Below is a set of records; print all of them exactly as written.

★ ★ ★

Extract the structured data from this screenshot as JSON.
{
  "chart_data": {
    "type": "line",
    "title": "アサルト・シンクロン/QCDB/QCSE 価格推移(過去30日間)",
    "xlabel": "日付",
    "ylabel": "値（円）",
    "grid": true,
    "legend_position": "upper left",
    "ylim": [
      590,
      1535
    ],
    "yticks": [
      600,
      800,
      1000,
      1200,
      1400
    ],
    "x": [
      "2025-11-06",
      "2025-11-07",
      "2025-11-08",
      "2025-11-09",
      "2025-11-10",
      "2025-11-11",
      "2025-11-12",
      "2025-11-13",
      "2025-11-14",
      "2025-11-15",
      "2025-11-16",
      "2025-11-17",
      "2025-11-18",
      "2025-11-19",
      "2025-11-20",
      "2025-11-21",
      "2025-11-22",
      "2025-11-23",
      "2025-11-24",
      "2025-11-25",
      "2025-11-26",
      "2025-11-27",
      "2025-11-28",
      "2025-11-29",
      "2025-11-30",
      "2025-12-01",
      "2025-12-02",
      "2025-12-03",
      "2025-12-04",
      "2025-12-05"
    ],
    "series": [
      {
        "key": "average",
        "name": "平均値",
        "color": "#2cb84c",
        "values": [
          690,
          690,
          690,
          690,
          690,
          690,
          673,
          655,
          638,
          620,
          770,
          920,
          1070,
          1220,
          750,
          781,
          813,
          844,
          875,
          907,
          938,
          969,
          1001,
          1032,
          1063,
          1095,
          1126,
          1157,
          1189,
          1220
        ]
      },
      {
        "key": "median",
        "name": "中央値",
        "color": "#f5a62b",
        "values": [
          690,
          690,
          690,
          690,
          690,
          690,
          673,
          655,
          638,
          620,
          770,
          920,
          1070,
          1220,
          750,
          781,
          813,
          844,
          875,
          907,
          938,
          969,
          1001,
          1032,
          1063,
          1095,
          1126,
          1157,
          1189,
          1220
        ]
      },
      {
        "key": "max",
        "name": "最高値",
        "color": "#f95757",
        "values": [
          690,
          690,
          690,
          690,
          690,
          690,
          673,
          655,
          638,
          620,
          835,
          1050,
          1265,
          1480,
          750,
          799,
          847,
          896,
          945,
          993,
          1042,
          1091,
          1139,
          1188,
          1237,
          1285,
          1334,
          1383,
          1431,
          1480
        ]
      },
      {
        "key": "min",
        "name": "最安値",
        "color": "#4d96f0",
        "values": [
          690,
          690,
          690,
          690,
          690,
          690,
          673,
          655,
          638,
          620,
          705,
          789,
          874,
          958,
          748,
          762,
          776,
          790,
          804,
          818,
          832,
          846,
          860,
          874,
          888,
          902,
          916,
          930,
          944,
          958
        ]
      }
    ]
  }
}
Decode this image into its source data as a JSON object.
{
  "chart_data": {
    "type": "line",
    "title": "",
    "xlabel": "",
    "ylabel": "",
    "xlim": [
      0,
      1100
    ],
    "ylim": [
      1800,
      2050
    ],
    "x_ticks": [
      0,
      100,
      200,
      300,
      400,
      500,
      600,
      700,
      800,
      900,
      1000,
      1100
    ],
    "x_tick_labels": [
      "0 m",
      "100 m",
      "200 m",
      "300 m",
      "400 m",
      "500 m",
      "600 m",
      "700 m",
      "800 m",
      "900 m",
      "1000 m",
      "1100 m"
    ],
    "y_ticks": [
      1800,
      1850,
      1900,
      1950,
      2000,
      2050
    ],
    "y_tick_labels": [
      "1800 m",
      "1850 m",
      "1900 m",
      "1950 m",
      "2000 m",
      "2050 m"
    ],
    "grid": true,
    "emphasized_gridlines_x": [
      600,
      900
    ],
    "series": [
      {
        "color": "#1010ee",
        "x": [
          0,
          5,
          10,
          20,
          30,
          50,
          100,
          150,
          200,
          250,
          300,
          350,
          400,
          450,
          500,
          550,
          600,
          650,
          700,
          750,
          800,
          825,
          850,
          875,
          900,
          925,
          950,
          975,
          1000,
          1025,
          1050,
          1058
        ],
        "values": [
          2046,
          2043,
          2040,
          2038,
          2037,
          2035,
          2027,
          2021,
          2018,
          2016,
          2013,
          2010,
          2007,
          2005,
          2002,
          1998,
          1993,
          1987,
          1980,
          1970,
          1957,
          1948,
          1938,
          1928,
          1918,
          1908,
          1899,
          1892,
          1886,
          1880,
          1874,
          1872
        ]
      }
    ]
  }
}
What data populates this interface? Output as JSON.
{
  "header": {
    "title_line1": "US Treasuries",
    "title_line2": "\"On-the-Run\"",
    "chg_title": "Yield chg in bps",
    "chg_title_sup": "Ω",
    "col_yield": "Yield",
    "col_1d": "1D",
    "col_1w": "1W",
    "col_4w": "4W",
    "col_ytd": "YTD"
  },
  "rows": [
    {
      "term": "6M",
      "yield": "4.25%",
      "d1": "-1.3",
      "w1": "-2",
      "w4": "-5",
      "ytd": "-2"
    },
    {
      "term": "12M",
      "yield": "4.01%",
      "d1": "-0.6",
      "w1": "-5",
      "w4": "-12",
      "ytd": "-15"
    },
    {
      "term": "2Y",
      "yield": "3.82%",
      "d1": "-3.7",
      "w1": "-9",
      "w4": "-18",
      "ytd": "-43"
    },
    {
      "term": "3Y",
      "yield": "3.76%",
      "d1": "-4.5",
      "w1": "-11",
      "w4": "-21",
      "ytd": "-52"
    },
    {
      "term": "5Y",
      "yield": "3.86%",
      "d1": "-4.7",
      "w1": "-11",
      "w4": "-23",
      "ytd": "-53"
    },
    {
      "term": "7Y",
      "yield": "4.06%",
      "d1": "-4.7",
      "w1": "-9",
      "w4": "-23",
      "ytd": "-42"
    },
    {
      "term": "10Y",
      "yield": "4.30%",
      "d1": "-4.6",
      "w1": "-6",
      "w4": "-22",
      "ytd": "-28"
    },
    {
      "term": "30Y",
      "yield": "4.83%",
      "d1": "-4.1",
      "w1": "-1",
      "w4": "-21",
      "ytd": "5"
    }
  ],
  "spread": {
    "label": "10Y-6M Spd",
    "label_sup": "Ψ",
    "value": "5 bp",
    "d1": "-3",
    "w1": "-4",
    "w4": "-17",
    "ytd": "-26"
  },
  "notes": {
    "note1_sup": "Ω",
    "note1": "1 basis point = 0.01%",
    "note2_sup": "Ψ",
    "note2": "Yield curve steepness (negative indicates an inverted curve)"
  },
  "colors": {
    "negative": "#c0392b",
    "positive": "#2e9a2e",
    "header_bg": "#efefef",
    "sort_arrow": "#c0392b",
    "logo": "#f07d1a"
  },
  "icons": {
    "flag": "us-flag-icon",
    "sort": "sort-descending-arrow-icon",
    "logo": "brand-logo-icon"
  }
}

★ ★ ★

▸ **Expected output**:
Extract the structured data from this screenshot as JSON.
{
  "chart_data": {
    "type": "line",
    "title": "アサルト・シンクロン/QCDB/QCSE 価格推移(過去30日間)",
    "xlabel": "日付",
    "ylabel": "値（円）",
    "grid": true,
    "legend_position": "upper left",
    "ylim": [
      590,
      1535
    ],
    "yticks": [
      600,
      800,
      1000,
      1200,
      1400
    ],
    "x": [
      "2025-11-06",
      "2025-11-07",
      "2025-11-08",
      "2025-11-09",
      "2025-11-10",
      "2025-11-11",
      "2025-11-12",
      "2025-11-13",
      "2025-11-14",
      "2025-11-15",
      "2025-11-16",
      "2025-11-17",
      "2025-11-18",
      "2025-11-19",
      "2025-11-20",
      "2025-11-21",
      "2025-11-22",
      "2025-11-23",
      "2025-11-24",
      "2025-11-25",
      "2025-11-26",
      "2025-11-27",
      "2025-11-28",
      "2025-11-29",
      "2025-11-30",
      "2025-12-01",
      "2025-12-02",
      "2025-12-03",
      "2025-12-04",
      "2025-12-05"
    ],
    "series": [
      {
        "key": "average",
        "name": "平均値",
        "color": "#2cb84c",
        "values": [
          690,
          690,
          690,
          690,
          690,
          690,
          673,
          655,
          638,
          620,
          770,
          920,
          1070,
          1220,
          750,
          781,
          813,
          844,
          875,
          907,
          938,
          969,
          1001,
          1032,
          1063,
          1095,
          1126,
          1157,
          1189,
          1220
        ]
      },
      {
        "key": "median",
        "name": "中央値",
        "color": "#f5a62b",
        "values": [
          690,
          690,
          690,
          690,
          690,
          690,
          673,
          655,
          638,
          620,
          770,
          920,
          1070,
          1220,
          750,
          781,
          813,
          844,
          875,
          907,
          938,
          969,
          1001,
          1032,
          1063,
          1095,
          1126,
          1157,
          1189,
          1220
        ]
      },
      {
        "key": "max",
        "name": "最高値",
        "color": "#f95757",
        "values": [
          690,
          690,
          690,
          690,
          690,
          690,
          673,
          655,
          638,
          620,
          835,
          1050,
          1265,
          1480,
          750,
          799,
          847,
          896,
          945,
          993,
          1042,
          1091,
          1139,
          1188,
          1237,
          1285,
          1334,
          1383,
          1431,
          1480
        ]
      },
      {
        "key": "min",
        "name": "最安値",
        "color": "#4d96f0",
        "values": [
          690,
          690,
          690,
          690,
          690,
          690,
          673,
          655,
          638,
          620,
          705,
          789,
          874,
          958,
          748,
          762,
          776,
          790,
          804,
          818,
          832,
          846,
          860,
          874,
          888,
          902,
          916,
          930,
          944,
          958
        ]
      }
    ]
  }
}
Decode this image into its source data as a JSON object.
{
  "chart_data": {
    "type": "line",
    "title": "",
    "xlabel": "",
    "ylabel": "",
    "xlim": [
      0,
      1100
    ],
    "ylim": [
      1800,
      2050
    ],
    "x_ticks": [
      0,
      100,
      200,
      300,
      400,
      500,
      600,
      700,
      800,
      900,
      1000,
      1100
    ],
    "x_tick_labels": [
      "0 m",
      "100 m",
      "200 m",
      "300 m",
      "400 m",
      "500 m",
      "600 m",
      "700 m",
      "800 m",
      "900 m",
      "1000 m",
      "1100 m"
    ],
    "y_ticks": [
      1800,
      1850,
      1900,
      1950,
      2000,
      2050
    ],
    "y_tick_labels": [
      "1800 m",
      "1850 m",
      "1900 m",
      "1950 m",
      "2000 m",
      "2050 m"
    ],
    "grid": true,
    "emphasized_gridlines_x": [
      600,
      900
    ],
    "series": [
      {
        "color": "#1010ee",
        "x": [
          0,
          5,
          10,
          20,
          30,
          50,
          100,
          150,
          200,
          250,
          300,
          350,
          400,
          450,
          500,
          550,
          600,
          650,
          700,
          750,
          800,
          825,
          850,
          875,
          900,
          925,
          950,
          975,
          1000,
          1025,
          1050,
          1058
        ],
        "values": [
          2046,
          2043,
          2040,
          2038,
          2037,
          2035,
          2027,
          2021,
          2018,
          2016,
          2013,
          2010,
          2007,
          2005,
          2002,
          1998,
          1993,
          1987,
          1980,
          1970,
          1957,
          1948,
          1938,
          1928,
          1918,
          1908,
          1899,
          1892,
          1886,
          1880,
          1874,
          1872
        ]
      }
    ]
  }
}
What data populates this interface? Output as JSON.
{
  "header": {
    "title_line1": "US Treasuries",
    "title_line2": "\"On-the-Run\"",
    "chg_title": "Yield chg in bps",
    "chg_title_sup": "Ω",
    "col_yield": "Yield",
    "col_1d": "1D",
    "col_1w": "1W",
    "col_4w": "4W",
    "col_ytd": "YTD"
  },
  "rows": [
    {
      "term": "6M",
      "yield": "4.25%",
      "d1": "-1.3",
      "w1": "-2",
      "w4": "-5",
      "ytd": "-2"
    },
    {
      "term": "12M",
      "yield": "4.01%",
      "d1": "-0.6",
      "w1": "-5",
      "w4": "-12",
      "ytd": "-15"
    },
    {
      "term": "2Y",
      "yield": "3.82%",
      "d1": "-3.7",
      "w1": "-9",
      "w4": "-18",
      "ytd": "-43"
    },
    {
      "term": "3Y",
      "yield": "3.76%",
      "d1": "-4.5",
      "w1": "-11",
      "w4": "-21",
      "ytd": "-52"
    },
    {
      "term": "5Y",
      "yield": "3.86%",
      "d1": "-4.7",
      "w1": "-11",
      "w4": "-23",
      "ytd": "-53"
    },
    {
      "term": "7Y",
      "yield": "4.06%",
      "d1": "-4.7",
      "w1": "-9",
      "w4": "-23",
      "ytd": "-42"
    },
    {
      "term": "10Y",
      "yield": "4.30%",
      "d1": "-4.6",
      "w1": "-6",
      "w4": "-22",
      "ytd": "-28"
    },
    {
      "term": "30Y",
      "yield": "4.83%",
      "d1": "-4.1",
      "w1": "-1",
      "w4": "-21",
      "ytd": "5"
    }
  ],
  "spread": {
    "label": "10Y-6M Spd",
    "label_sup": "Ψ",
    "value": "5 bp",
    "d1": "-3",
    "w1": "-4",
    "w4": "-17",
    "ytd": "-26"
  },
  "notes": {
    "note1_sup": "Ω",
    "note1": "1 basis point = 0.01%",
    "note2_sup": "Ψ",
    "note2": "Yield curve steepness (negative indicates an inverted curve)"
  },
  "colors": {
    "negative": "#c0392b",
    "positive": "#2e9a2e",
    "header_bg": "#efefef",
    "sort_arrow": "#c0392b",
    "logo": "#f07d1a"
  },
  "icons": {
    "flag": "us-flag-icon",
    "sort": "sort-descending-arrow-icon",
    "logo": "brand-logo-icon"
  }
}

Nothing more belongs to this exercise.